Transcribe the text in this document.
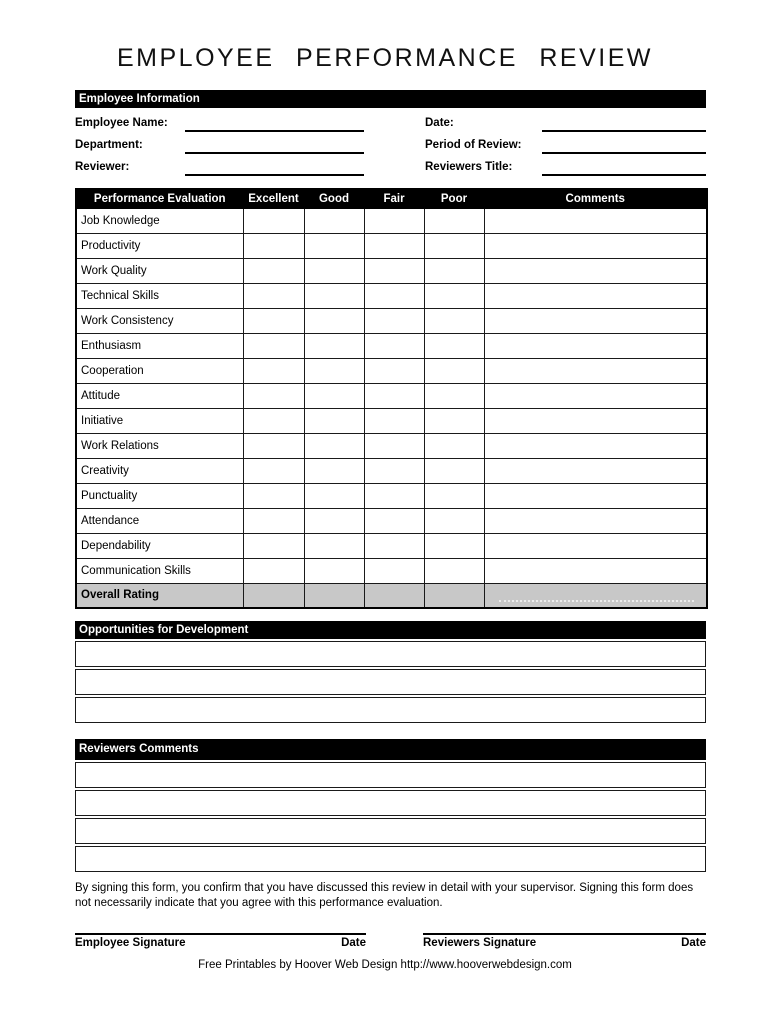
EMPLOYEE PERFORMANCE REVIEW
Employee Information
Employee Name:
Department:
Reviewer:
Date:
Period of Review:
Reviewers Title:
Performance Evaluation	Excellent	Good	Fair	Poor	Comments
Job Knowledge					
Productivity					
Work Quality					
Technical Skills					
Work Consistency					
Enthusiasm					
Cooperation					
Attitude					
Initiative					
Work Relations					
Creativity					
Punctuality					
Attendance					
Dependability					
Communication Skills					
Overall Rating					
Opportunities for Development
Reviewers Comments
By signing this form, you confirm that you have discussed this review in detail with your supervisor. Signing this form does not necessarily indicate that you agree with this performance evaluation.
Employee Signature	Date	Reviewers Signature	Date
Free Printables by Hoover Web Design http://www.hooverwebdesign.com
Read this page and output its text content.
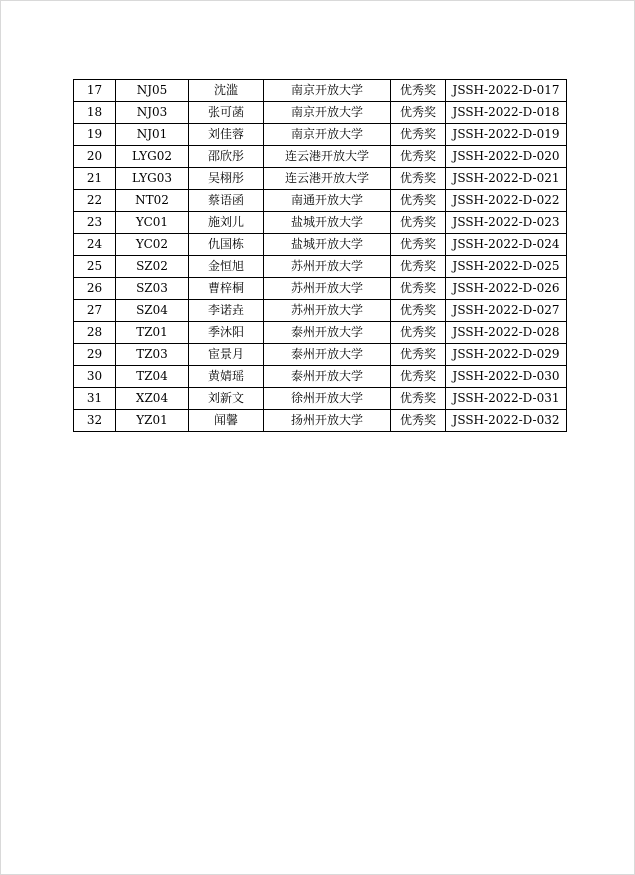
17	NJ05	沈滥	南京开放大学	优秀奖	JSSH-2022-D-017
18	NJ03	张可菡	南京开放大学	优秀奖	JSSH-2022-D-018
19	NJ01	刘佳蓉	南京开放大学	优秀奖	JSSH-2022-D-019
20	LYG02	邵欣彤	连云港开放大学	优秀奖	JSSH-2022-D-020
21	LYG03	吴栩彤	连云港开放大学	优秀奖	JSSH-2022-D-021
22	NT02	蔡语函	南通开放大学	优秀奖	JSSH-2022-D-022
23	YC01	施刘儿	盐城开放大学	优秀奖	JSSH-2022-D-023
24	YC02	仇国栋	盐城开放大学	优秀奖	JSSH-2022-D-024
25	SZ02	金恒旭	苏州开放大学	优秀奖	JSSH-2022-D-025
26	SZ03	曹梓桐	苏州开放大学	优秀奖	JSSH-2022-D-026
27	SZ04	李诺垚	苏州开放大学	优秀奖	JSSH-2022-D-027
28	TZ01	季沐阳	泰州开放大学	优秀奖	JSSH-2022-D-028
29	TZ03	宦景月	泰州开放大学	优秀奖	JSSH-2022-D-029
30	TZ04	黄婧瑶	泰州开放大学	优秀奖	JSSH-2022-D-030
31	XZ04	刘新文	徐州开放大学	优秀奖	JSSH-2022-D-031
32	YZ01	闻馨	扬州开放大学	优秀奖	JSSH-2022-D-032
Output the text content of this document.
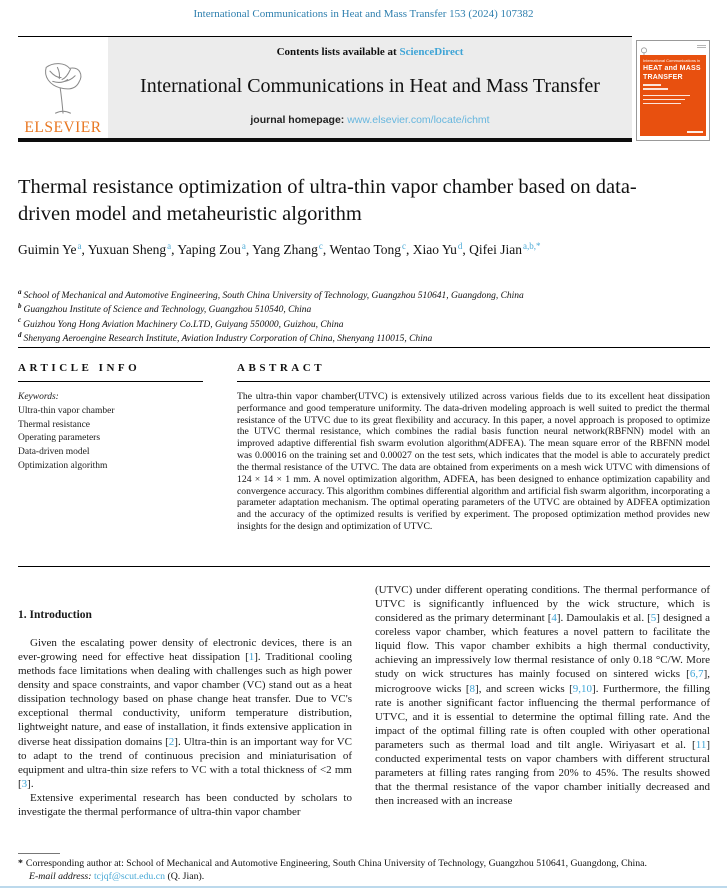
International Communications in Heat and Mass Transfer 153 (2024) 107382
ELSEVIER
Contents lists available at ScienceDirect
International Communications in Heat and Mass Transfer
journal homepage: www.elsevier.com/locate/ichmt
International Communications in
HEAT and MASS
TRANSFER
Thermal resistance optimization of ultra-thin vapor chamber based on data-driven model and metaheuristic algorithm
Guimin Ye$^a$, Yuxuan Sheng$^a$, Yaping Zou$^a$, Yang Zhang$^c$, Wentao Tong$^c$, Xiao Yu$^d$, Qifei Jian$^{a,b,*}$
$^a$ School of Mechanical and Automotive Engineering, South China University of Technology, Guangzhou 510641, Guangdong, China
$^b$ Guangzhou Institute of Science and Technology, Guangzhou 510540, China
$^c$ Guizhou Yong Hong Aviation Machinery Co.LTD, Guiyang 550000, Guizhou, China
$^d$ Shenyang Aeroengine Research Institute, Aviation Industry Corporation of China, Shenyang 110015, China
ARTICLE INFO
Keywords:
Ultra-thin vapor chamber
Thermal resistance
Operating parameters
Data-driven model
Optimization algorithm
ABSTRACT
The ultra-thin vapor chamber(UTVC) is extensively utilized across various fields due to its excellent heat dissipation performance and good temperature uniformity. The data-driven modeling approach is well suited to predict the thermal resistance of the UTVC due to its great flexibility and accuracy. In this paper, a novel approach is proposed to optimize the UTVC thermal resistance, which combines the radial basis function neural network(RBFNN) model with an improved adaptive differential fish swarm evolution algorithm(ADFEA). The mean square error of the RBFNN model was 0.00016 on the training set and 0.00027 on the test sets, which indicates that the model is able to accurately predict the thermal resistance of the UTVC. The data are obtained from experiments on a mesh wick UTVC with dimensions of 124 × 14 × 1 mm. A novel optimization algorithm, ADFEA, has been designed to enhance optimization capability and convergence accuracy. This algorithm combines differential algorithm and artificial fish swarm algorithm, incorporating a parameter adaptation mechanism. The optimal operating parameters of the UTVC are obtained by ADFEA optimization and the accuracy of the optimized results is verified by experiment. The proposed optimization method provides new insights for the design and optimization of UTVC.
1. Introduction

Given the escalating power density of electronic devices, there is an ever-growing need for effective heat dissipation [1]. Traditional cooling methods face limitations when dealing with challenges such as high power density and space constraints, and vapor chamber (VC) stand out as a heat dissipation technology based on phase change heat transfer. Due to VC's exceptional thermal conductivity, uniform temperature distribution, lightweight nature, and ease of installation, it finds extensive application in diverse heat dissipation domains [2]. Ultra-thin is an important way for VC to adapt to the trend of continuous precision and miniaturisation of equipment and ultra-thin size refers to VC with a total thickness of <2 mm [3].

Extensive experimental research has been conducted by scholars to investigate the thermal performance of ultra-thin vapor chamber

(UTVC) under different operating conditions. The thermal performance of UTVC is significantly influenced by the wick structure, which is considered as the primary determinant [4]. Damoulakis et al. [5] designed a coreless vapor chamber, which features a novel pattern to facilitate the liquid flow. This vapor chamber exhibits a high thermal conductivity, achieving an impressively low thermal resistance of only 0.18 °C/W. More study on wick structures has mainly focused on sintered wicks [6,7], microgroove wicks [8], and screen wicks [9,10]. Furthermore, the filling rate is another significant factor influencing the thermal performance of UTVC, and it is essential to determine the optimal filling rate. And the impact of the optimal filling rate is often coupled with other operational parameters such as thermal load and tilt angle. Wiriyasart et al. [11] conducted experimental tests on vapor chambers with different structural parameters at filling rates ranging from 20% to 45%. The results showed that the thermal resistance of the vapor chamber initially decreased and then increased with an increase

* Corresponding author at: School of Mechanical and Automotive Engineering, South China University of Technology, Guangzhou 510641, Guangdong, China.
E-mail address: tcjqf@scut.edu.cn (Q. Jian).
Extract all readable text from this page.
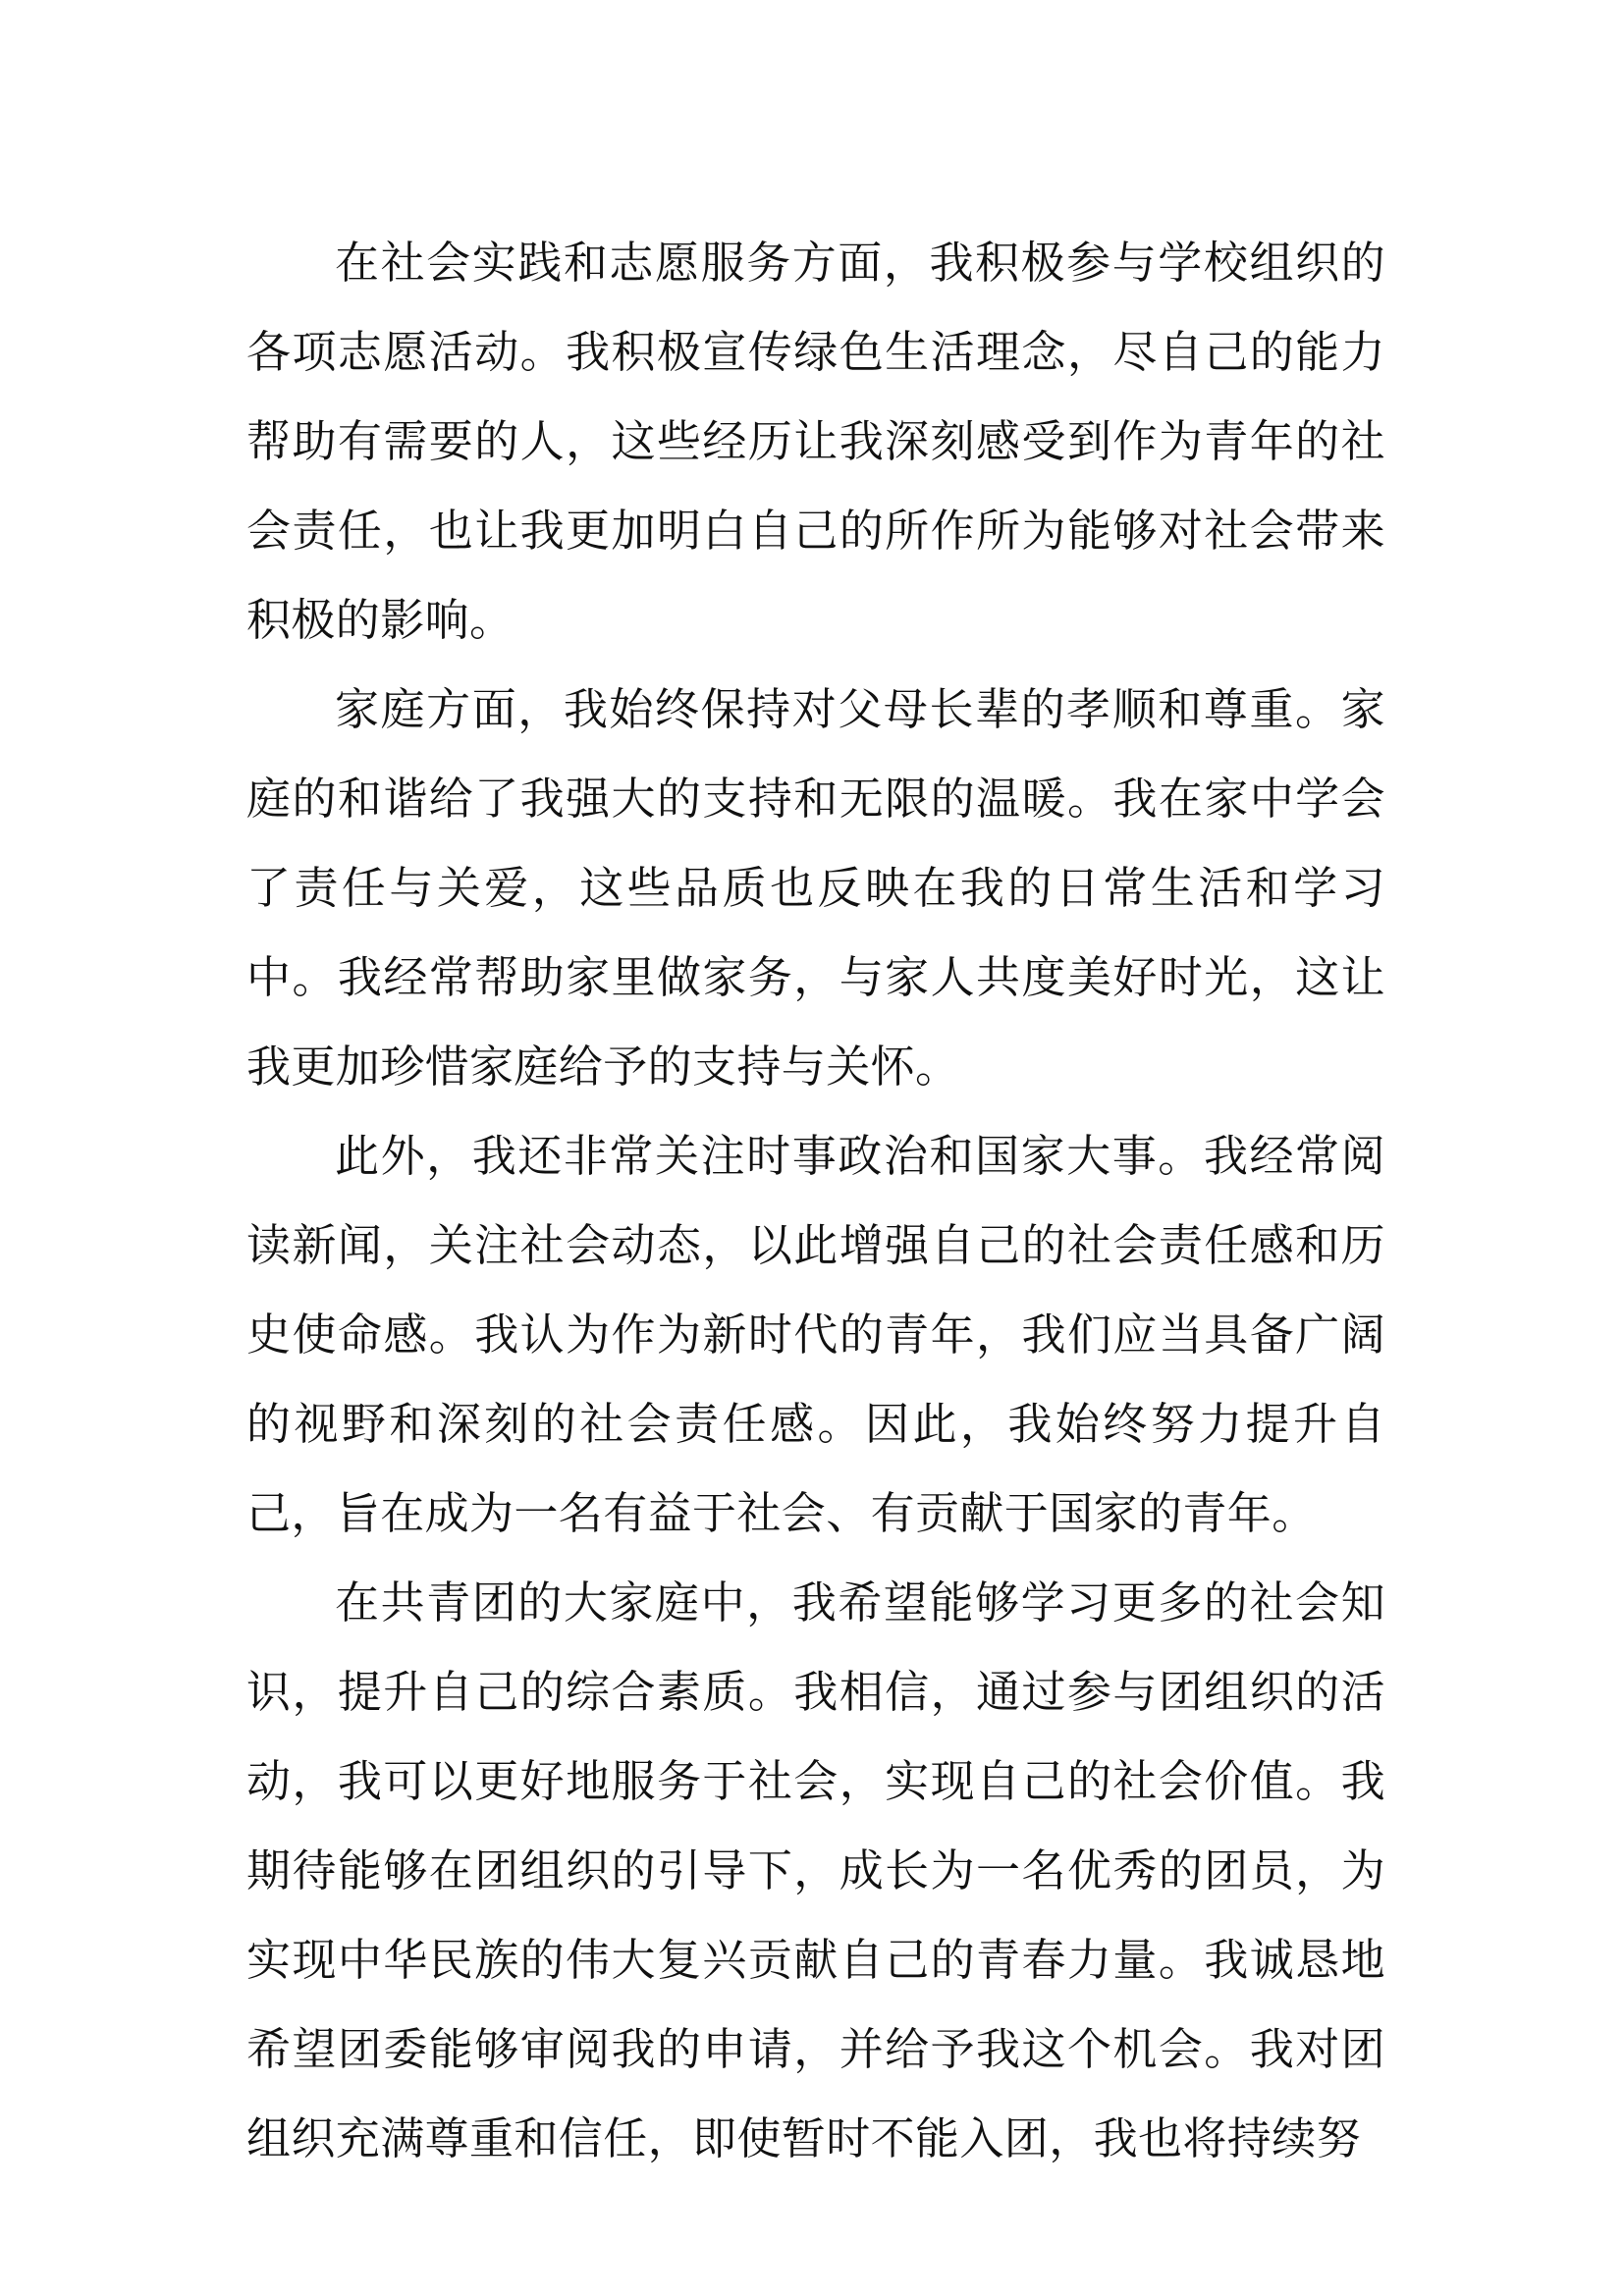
在社会实践和志愿服务方面，我积极参与学校组织的各项志愿活动。我积极宣传绿色生活理念，尽自己的能力帮助有需要的人，这些经历让我深刻感受到作为青年的社会责任，也让我更加明白自己的所作所为能够对社会带来积极的影响。

家庭方面，我始终保持对父母长辈的孝顺和尊重。家庭的和谐给了我强大的支持和无限的温暖。我在家中学会了责任与关爱，这些品质也反映在我的日常生活和学习中。我经常帮助家里做家务，与家人共度美好时光，这让我更加珍惜家庭给予的支持与关怀。

此外，我还非常关注时事政治和国家大事。我经常阅读新闻，关注社会动态，以此增强自己的社会责任感和历史使命感。我认为作为新时代的青年，我们应当具备广阔的视野和深刻的社会责任感。因此，我始终努力提升自己，旨在成为一名有益于社会、有贡献于国家的青年。

在共青团的大家庭中，我希望能够学习更多的社会知识，提升自己的综合素质。我相信，通过参与团组织的活动，我可以更好地服务于社会，实现自己的社会价值。我期待能够在团组织的引导下，成长为一名优秀的团员，为实现中华民族的伟大复兴贡献自己的青春力量。我诚恳地希望团委能够审阅我的申请，并给予我这个机会。我对团组织充满尊重和信任，即使暂时不能入团，我也将持续努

────────────────────────────────────────

Above are entries; state the number of lines among them that contain "南京开放大学", and nothing else.

3